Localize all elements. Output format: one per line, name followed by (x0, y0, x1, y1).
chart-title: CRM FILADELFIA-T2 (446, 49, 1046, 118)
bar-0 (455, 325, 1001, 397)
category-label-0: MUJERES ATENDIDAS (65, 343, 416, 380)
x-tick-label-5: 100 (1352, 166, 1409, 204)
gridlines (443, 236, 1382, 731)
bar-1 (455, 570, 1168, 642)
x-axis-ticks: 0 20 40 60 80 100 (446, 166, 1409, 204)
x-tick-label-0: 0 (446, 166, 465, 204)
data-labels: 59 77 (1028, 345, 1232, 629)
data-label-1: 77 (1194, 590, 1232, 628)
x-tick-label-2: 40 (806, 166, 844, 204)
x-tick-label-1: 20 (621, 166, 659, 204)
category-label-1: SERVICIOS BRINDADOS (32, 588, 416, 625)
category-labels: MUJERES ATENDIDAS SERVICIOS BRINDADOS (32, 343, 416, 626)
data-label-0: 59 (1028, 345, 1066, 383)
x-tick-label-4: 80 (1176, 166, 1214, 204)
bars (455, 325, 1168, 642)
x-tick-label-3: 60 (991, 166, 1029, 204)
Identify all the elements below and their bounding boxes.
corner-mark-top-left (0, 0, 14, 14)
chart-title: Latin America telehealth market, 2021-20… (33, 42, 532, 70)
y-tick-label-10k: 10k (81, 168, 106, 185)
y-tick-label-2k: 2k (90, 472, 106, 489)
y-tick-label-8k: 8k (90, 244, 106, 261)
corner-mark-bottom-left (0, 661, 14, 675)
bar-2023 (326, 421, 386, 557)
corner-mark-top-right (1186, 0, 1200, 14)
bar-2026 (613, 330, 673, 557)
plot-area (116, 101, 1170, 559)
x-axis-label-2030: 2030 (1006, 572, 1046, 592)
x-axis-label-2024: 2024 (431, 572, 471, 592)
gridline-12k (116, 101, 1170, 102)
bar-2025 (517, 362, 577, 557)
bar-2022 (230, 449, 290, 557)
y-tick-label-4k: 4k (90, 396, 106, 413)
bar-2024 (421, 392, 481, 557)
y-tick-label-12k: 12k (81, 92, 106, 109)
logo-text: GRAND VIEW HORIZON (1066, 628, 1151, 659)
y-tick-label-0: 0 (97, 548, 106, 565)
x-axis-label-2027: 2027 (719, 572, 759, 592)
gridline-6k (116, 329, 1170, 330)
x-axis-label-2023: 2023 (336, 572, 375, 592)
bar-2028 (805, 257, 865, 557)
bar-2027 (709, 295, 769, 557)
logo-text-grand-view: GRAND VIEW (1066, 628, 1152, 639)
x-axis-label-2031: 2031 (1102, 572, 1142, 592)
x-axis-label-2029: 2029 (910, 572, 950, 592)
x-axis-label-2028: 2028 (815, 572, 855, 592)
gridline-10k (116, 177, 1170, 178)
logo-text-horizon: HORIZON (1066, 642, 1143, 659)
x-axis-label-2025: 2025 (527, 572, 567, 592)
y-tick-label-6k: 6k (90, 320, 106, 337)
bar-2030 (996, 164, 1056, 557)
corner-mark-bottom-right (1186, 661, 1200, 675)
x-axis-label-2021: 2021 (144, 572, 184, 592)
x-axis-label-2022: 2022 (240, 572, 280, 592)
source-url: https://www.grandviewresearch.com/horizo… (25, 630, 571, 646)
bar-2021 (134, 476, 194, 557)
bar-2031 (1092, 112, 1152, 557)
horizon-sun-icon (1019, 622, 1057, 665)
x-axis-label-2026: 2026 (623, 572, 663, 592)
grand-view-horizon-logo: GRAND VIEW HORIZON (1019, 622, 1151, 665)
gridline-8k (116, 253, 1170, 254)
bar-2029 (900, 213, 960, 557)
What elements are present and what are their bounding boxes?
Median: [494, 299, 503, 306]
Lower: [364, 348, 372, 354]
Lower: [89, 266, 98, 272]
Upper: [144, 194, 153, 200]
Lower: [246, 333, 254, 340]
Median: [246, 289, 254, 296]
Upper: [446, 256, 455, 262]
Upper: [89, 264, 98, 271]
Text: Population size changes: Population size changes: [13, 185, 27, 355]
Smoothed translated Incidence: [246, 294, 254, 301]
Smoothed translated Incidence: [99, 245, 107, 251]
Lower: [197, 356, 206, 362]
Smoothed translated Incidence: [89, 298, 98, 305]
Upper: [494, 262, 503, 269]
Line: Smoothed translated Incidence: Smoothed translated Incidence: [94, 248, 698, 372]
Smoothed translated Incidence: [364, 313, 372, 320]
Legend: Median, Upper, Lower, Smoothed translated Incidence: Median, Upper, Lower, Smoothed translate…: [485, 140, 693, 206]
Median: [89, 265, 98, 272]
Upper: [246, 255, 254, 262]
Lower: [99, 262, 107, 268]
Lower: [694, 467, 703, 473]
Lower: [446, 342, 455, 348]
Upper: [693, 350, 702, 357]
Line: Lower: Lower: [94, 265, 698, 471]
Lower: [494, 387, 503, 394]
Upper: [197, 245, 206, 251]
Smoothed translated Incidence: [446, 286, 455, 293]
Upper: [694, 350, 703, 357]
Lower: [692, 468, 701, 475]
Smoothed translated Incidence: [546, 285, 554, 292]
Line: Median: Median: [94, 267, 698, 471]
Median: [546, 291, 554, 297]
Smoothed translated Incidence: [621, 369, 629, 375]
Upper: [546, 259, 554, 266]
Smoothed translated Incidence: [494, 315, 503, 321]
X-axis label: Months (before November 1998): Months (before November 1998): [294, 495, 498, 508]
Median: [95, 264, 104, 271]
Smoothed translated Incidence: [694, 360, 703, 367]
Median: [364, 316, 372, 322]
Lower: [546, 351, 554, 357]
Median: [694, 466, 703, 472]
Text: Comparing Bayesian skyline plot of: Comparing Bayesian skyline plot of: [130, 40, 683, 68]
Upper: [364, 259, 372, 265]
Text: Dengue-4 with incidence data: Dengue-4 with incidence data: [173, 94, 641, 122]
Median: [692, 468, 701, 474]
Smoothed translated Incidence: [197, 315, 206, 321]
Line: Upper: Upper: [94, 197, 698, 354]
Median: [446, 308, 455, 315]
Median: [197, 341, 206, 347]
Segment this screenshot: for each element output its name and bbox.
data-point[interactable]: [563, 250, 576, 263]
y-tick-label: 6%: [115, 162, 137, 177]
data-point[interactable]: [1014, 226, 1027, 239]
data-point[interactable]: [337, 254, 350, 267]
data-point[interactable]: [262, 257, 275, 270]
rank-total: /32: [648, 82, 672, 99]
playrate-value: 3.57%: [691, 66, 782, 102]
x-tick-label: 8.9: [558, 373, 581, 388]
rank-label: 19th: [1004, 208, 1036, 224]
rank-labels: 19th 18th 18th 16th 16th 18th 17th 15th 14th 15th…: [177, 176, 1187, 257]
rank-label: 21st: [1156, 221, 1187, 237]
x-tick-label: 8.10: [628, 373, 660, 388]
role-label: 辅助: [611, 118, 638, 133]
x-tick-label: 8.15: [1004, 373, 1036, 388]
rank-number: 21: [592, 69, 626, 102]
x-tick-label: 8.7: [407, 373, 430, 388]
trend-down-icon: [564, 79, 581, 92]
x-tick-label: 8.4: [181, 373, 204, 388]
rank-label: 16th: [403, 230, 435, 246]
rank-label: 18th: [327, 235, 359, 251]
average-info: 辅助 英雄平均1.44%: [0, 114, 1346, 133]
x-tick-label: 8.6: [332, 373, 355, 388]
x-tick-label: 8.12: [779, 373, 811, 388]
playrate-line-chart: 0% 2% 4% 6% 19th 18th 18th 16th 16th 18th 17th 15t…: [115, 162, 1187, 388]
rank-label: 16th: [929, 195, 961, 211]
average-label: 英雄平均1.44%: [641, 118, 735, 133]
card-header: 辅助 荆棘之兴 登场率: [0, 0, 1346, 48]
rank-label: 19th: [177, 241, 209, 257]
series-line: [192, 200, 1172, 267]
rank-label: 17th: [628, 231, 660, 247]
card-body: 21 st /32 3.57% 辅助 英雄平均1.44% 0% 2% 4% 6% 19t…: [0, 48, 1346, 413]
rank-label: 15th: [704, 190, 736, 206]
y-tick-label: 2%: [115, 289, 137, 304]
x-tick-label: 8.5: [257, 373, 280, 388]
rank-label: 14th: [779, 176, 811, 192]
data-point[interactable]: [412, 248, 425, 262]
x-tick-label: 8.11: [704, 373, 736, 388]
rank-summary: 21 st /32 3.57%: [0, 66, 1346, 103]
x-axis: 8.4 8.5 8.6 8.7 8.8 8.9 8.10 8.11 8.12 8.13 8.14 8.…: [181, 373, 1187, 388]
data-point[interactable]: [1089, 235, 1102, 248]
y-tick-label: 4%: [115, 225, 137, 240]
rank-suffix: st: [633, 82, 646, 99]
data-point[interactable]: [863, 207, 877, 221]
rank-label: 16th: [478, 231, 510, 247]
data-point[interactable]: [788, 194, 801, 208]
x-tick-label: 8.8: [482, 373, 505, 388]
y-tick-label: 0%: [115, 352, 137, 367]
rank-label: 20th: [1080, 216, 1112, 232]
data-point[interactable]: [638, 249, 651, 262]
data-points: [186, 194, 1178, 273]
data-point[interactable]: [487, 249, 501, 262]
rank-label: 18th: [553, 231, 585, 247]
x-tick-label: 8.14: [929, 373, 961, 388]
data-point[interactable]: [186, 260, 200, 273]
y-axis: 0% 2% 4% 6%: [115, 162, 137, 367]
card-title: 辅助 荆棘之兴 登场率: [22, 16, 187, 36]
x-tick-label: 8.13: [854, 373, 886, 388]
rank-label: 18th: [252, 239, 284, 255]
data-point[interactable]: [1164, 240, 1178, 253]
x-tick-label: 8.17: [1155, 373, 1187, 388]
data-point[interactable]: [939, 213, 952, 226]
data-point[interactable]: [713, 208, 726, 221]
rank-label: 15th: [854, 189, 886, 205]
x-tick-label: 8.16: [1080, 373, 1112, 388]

---

Write out everything from the start of the data down to the line containing "y-tick-label-2k: 2k (90, 472, 106, 489)", including that line, copying each line word for word.

Localize all elements. Output format: one per line, name followed by (x0, y0, x1, y1).
chart-title: CRM FILADELFIA-T2 (446, 49, 1046, 118)
bar-0 (455, 325, 1001, 397)
category-label-0: MUJERES ATENDIDAS (65, 343, 416, 380)
x-tick-label-5: 100 (1352, 166, 1409, 204)
gridlines (443, 236, 1382, 731)
bar-1 (455, 570, 1168, 642)
x-axis-ticks: 0 20 40 60 80 100 (446, 166, 1409, 204)
x-tick-label-0: 0 (446, 166, 465, 204)
data-labels: 59 77 (1028, 345, 1232, 629)
data-label-1: 77 (1194, 590, 1232, 628)
x-tick-label-2: 40 (806, 166, 844, 204)
x-tick-label-1: 20 (621, 166, 659, 204)
category-label-1: SERVICIOS BRINDADOS (32, 588, 416, 625)
category-labels: MUJERES ATENDIDAS SERVICIOS BRINDADOS (32, 343, 416, 626)
data-label-0: 59 (1028, 345, 1066, 383)
x-tick-label-4: 80 (1176, 166, 1214, 204)
bars (455, 325, 1168, 642)
x-tick-label-3: 60 (991, 166, 1029, 204)
Identify all the elements below and their bounding boxes.
corner-mark-top-left (0, 0, 14, 14)
chart-title: Latin America telehealth market, 2021-20… (33, 42, 532, 70)
y-tick-label-10k: 10k (81, 168, 106, 185)
y-tick-label-2k: 2k (90, 472, 106, 489)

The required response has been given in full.